RECORDS SHOWN:
----------------

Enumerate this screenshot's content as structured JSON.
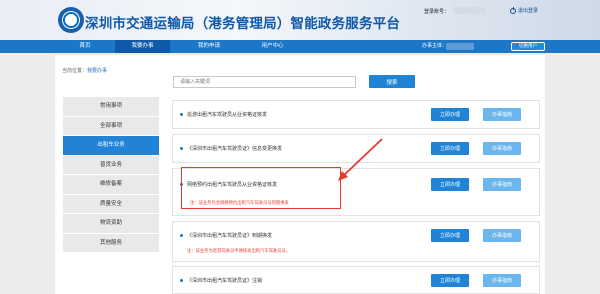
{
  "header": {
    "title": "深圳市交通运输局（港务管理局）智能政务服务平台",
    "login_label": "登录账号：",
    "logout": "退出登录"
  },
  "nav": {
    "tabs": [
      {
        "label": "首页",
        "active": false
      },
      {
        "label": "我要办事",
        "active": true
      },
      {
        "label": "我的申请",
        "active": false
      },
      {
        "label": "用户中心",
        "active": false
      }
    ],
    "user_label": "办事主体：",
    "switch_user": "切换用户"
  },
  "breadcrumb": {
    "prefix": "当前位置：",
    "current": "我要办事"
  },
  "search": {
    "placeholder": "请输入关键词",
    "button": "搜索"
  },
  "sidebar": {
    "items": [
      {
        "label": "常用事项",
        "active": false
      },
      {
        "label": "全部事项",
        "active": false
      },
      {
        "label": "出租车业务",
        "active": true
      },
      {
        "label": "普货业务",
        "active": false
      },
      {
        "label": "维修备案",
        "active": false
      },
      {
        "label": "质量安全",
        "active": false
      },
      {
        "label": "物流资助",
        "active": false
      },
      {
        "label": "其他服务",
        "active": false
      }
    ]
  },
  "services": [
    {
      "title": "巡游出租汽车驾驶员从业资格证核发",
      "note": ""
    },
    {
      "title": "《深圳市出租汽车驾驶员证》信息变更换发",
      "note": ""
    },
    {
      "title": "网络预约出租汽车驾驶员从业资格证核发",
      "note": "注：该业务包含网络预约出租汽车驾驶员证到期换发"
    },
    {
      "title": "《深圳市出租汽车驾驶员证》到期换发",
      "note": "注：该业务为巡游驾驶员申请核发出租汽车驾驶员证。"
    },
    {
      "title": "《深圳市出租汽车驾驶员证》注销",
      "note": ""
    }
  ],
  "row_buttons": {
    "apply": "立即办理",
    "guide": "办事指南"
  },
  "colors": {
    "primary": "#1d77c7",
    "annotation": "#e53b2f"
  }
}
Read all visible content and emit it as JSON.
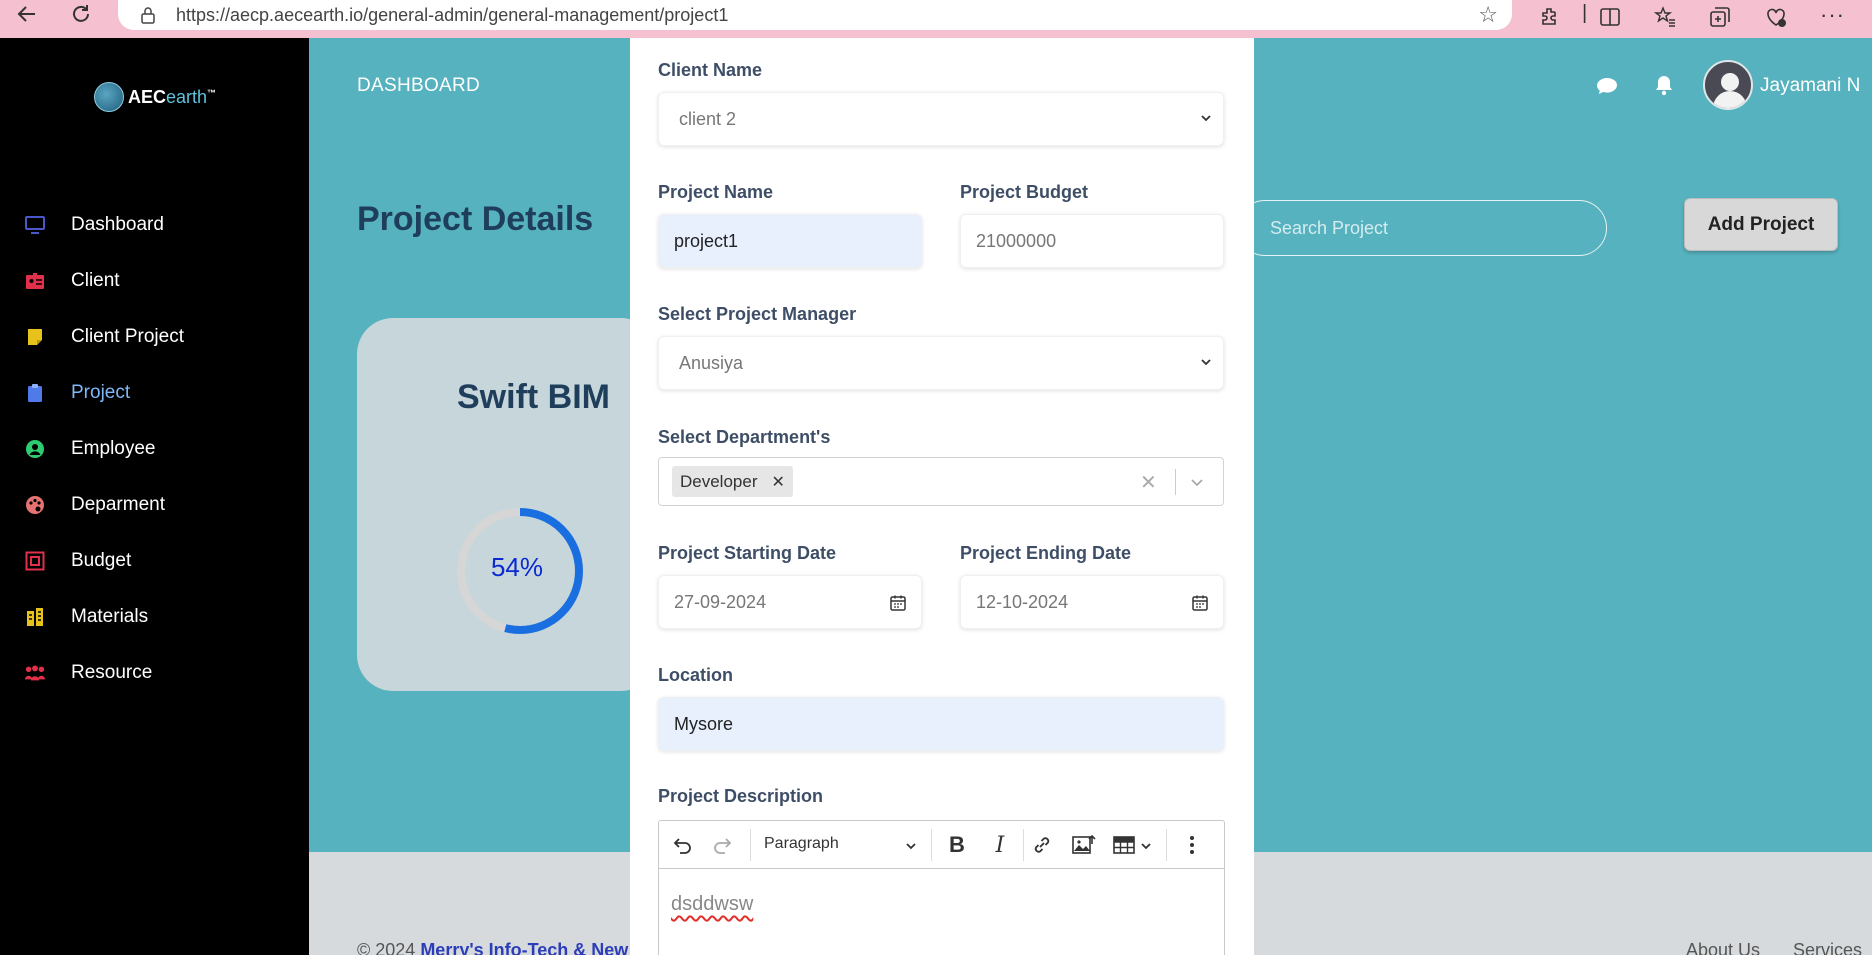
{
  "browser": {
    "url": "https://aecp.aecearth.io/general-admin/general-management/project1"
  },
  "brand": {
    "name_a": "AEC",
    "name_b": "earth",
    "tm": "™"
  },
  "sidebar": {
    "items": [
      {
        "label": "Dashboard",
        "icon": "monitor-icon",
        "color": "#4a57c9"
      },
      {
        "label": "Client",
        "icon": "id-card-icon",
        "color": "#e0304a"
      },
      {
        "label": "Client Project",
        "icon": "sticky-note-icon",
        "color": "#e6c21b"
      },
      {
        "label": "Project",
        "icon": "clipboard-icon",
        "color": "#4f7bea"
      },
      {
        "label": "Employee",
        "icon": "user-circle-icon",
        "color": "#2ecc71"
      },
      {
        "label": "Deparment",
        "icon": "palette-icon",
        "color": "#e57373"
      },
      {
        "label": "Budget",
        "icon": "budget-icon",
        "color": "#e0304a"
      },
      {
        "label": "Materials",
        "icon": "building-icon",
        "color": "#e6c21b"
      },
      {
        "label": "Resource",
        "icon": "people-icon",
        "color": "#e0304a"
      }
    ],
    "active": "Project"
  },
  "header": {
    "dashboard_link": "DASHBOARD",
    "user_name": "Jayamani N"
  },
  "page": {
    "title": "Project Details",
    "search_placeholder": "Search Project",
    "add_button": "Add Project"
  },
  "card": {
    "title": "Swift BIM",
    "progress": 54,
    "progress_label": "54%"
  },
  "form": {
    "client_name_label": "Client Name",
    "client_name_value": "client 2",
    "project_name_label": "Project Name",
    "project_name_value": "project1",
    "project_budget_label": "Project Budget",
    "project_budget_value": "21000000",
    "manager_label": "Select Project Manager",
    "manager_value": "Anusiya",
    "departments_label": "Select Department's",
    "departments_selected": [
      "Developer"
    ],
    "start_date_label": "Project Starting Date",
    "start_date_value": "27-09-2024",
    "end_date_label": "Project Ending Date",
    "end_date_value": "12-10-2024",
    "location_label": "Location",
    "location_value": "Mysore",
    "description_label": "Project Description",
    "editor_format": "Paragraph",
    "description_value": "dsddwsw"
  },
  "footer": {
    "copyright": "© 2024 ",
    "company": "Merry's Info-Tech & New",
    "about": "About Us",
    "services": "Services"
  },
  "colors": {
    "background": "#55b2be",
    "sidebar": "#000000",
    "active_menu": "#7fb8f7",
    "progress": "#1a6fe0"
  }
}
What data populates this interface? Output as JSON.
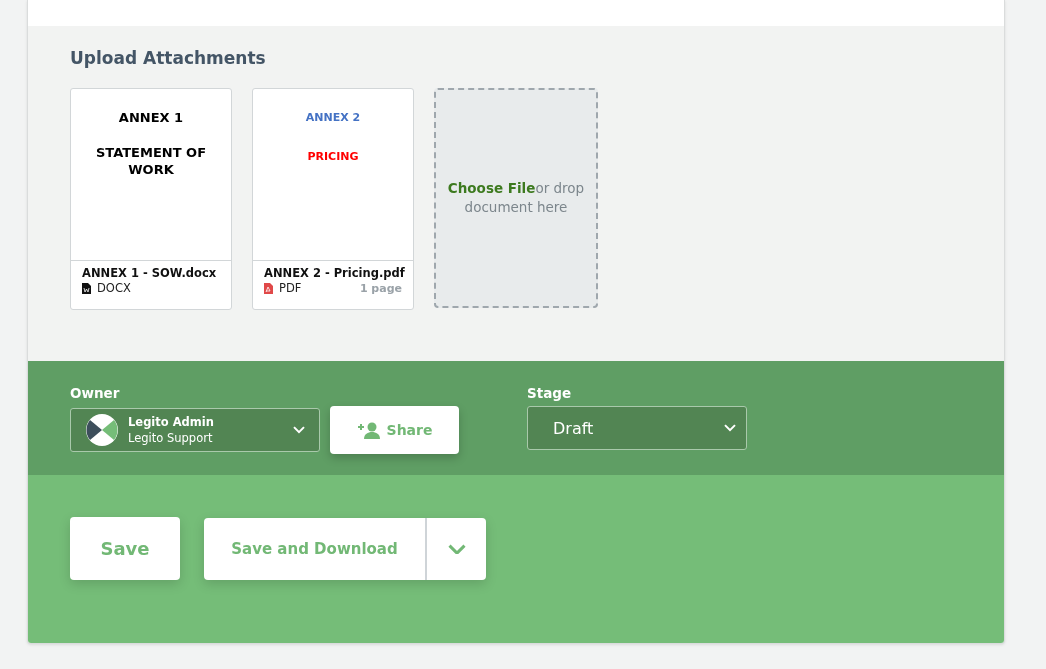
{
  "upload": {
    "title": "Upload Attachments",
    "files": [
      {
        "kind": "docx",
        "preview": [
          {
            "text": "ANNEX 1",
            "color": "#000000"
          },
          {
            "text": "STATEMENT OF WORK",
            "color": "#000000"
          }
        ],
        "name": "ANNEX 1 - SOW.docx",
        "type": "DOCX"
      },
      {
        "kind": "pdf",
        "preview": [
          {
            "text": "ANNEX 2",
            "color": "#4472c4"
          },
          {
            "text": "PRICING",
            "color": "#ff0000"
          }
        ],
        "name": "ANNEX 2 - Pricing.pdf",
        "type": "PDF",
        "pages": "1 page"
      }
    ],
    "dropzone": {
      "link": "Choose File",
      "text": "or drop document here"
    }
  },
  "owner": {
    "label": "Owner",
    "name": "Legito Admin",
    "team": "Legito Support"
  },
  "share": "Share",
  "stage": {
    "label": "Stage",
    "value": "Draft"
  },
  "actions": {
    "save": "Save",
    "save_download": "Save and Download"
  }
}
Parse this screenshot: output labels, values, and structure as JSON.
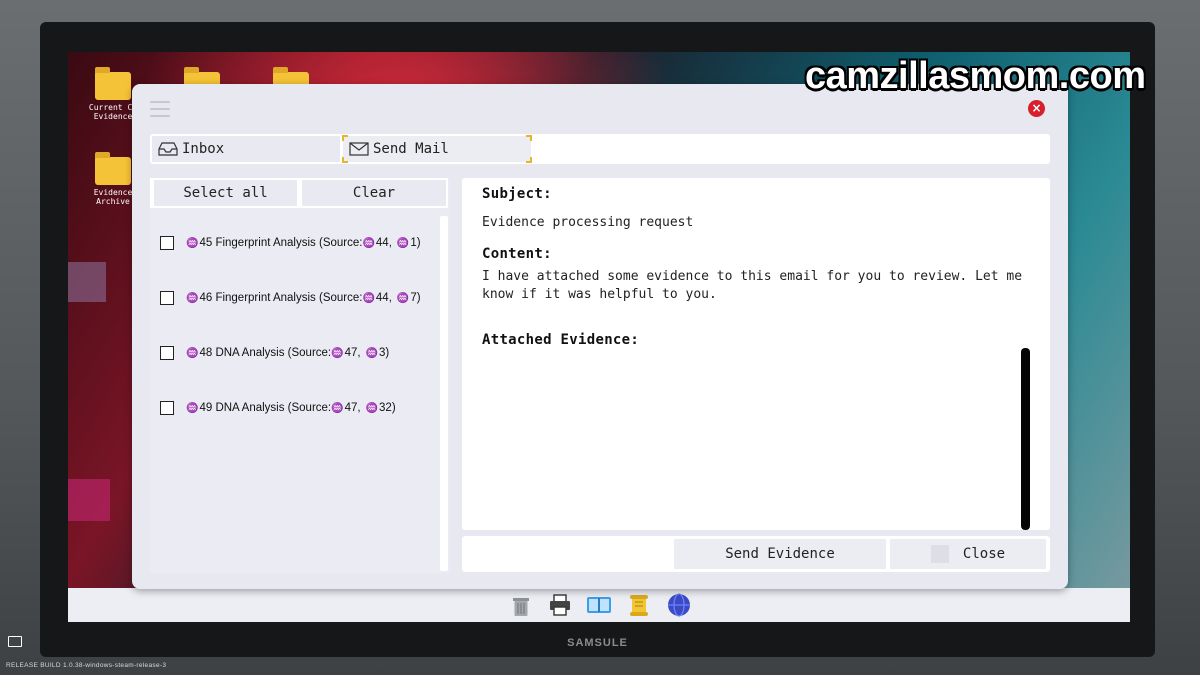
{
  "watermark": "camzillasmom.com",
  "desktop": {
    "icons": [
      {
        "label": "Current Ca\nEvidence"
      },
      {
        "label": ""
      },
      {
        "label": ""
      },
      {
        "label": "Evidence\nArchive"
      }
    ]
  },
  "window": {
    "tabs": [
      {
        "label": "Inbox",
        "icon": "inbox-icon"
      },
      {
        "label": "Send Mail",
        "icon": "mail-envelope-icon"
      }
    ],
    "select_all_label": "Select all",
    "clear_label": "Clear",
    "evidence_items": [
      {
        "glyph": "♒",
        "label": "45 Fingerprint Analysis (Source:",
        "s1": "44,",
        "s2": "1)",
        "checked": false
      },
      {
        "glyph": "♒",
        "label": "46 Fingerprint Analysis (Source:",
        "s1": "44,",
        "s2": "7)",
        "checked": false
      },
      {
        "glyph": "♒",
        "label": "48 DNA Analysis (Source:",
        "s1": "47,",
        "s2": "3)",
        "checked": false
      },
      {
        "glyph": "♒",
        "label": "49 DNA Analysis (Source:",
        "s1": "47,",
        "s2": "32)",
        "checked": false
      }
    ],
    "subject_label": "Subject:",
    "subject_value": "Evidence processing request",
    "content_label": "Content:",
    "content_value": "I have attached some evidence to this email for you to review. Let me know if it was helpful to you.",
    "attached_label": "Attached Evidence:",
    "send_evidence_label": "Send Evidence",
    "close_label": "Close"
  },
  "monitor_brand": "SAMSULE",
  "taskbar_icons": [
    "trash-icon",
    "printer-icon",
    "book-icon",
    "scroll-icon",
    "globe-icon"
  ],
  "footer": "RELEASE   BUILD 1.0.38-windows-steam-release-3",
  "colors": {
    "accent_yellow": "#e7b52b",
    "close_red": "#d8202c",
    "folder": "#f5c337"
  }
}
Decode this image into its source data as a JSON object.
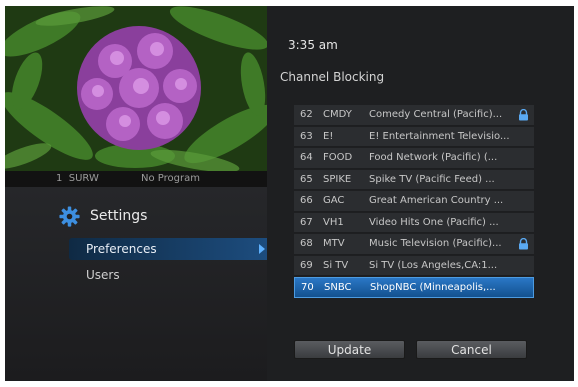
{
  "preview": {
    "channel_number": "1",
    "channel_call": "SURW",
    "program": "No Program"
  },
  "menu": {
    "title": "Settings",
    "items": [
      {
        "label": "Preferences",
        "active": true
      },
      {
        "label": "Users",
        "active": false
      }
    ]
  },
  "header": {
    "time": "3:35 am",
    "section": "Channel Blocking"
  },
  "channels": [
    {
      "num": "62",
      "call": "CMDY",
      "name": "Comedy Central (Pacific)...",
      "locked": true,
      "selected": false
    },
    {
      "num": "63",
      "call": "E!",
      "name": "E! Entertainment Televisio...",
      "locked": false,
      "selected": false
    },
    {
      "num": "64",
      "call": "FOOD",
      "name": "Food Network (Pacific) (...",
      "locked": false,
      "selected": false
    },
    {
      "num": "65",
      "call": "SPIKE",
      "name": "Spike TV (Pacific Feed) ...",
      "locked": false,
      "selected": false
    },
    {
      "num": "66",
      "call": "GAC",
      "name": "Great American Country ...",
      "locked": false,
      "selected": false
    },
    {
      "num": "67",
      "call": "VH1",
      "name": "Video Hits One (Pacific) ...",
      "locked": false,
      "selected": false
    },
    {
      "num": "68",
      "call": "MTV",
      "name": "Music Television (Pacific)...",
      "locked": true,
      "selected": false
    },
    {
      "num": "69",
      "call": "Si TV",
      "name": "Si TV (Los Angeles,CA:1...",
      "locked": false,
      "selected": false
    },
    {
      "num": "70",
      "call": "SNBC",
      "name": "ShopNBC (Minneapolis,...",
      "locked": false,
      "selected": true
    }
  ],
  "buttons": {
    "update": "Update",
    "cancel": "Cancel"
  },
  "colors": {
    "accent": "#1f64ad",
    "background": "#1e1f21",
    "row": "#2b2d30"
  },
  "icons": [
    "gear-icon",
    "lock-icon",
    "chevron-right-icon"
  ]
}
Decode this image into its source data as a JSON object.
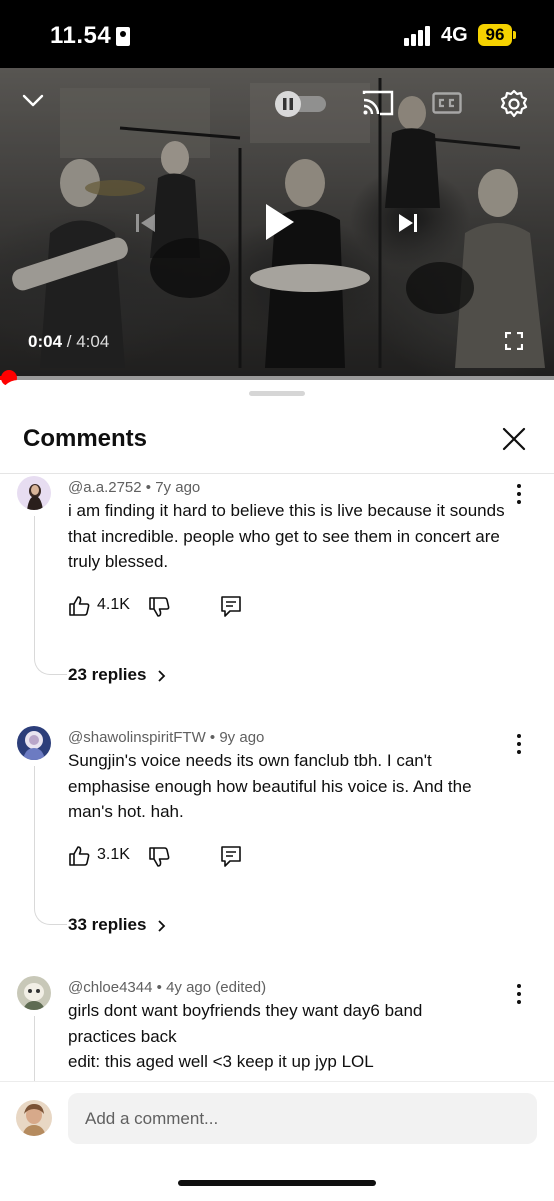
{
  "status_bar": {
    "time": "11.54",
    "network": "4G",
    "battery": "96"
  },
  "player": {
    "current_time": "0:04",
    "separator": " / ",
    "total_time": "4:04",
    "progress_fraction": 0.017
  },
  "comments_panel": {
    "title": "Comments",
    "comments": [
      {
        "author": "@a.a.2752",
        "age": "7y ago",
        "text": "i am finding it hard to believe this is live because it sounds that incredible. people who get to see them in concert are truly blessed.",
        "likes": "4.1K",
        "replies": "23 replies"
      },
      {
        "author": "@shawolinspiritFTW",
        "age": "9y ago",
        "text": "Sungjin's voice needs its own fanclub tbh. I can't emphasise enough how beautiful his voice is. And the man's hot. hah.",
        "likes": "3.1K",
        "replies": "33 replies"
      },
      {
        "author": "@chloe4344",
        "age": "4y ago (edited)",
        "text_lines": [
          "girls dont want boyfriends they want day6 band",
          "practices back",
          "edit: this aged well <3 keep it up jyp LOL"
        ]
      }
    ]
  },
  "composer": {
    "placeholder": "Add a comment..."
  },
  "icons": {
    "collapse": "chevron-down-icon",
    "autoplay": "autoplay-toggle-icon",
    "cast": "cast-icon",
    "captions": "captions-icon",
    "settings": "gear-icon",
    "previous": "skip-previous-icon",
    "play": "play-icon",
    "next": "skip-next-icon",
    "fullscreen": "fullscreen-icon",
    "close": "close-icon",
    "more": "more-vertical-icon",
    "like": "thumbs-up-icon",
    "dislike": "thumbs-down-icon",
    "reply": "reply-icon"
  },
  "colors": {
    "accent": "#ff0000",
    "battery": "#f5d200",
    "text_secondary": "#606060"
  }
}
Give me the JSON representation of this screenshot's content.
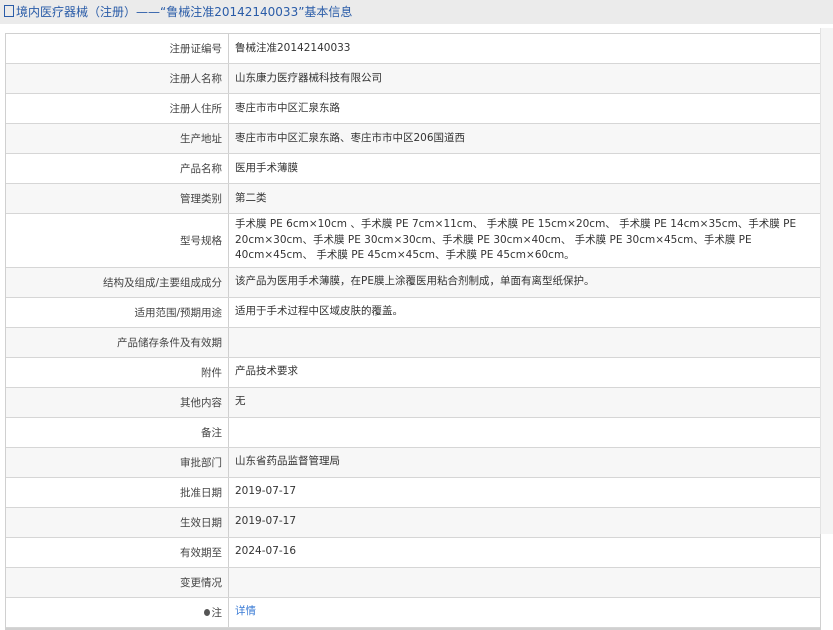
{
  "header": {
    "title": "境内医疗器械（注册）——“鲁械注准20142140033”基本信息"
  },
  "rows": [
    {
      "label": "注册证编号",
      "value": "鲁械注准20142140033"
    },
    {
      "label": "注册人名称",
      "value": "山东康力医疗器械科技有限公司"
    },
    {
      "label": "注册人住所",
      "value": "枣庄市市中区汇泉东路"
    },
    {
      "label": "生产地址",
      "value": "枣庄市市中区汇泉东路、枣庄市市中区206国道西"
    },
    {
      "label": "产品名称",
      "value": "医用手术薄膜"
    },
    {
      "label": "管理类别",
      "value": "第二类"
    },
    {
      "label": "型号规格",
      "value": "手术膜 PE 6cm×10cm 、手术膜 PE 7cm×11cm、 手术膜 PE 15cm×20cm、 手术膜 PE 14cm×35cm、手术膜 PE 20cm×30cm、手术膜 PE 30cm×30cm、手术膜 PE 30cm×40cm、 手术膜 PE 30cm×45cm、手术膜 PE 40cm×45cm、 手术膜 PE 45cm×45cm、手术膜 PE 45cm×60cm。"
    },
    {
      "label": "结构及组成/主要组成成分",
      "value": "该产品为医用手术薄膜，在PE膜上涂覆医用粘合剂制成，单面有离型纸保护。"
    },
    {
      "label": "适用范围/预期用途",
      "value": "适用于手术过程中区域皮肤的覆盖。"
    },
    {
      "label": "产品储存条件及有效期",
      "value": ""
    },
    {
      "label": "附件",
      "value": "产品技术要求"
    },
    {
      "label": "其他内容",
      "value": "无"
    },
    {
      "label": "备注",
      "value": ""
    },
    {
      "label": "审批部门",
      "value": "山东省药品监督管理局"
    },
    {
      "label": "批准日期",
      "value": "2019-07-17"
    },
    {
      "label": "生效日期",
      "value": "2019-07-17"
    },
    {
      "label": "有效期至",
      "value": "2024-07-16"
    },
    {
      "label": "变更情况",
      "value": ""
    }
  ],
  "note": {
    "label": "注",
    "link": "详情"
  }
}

----------------

PROBLEM REQUIREMENTS: Tally how many lines in the material above hold the word "author". Write only that number.

OUTPUT: 3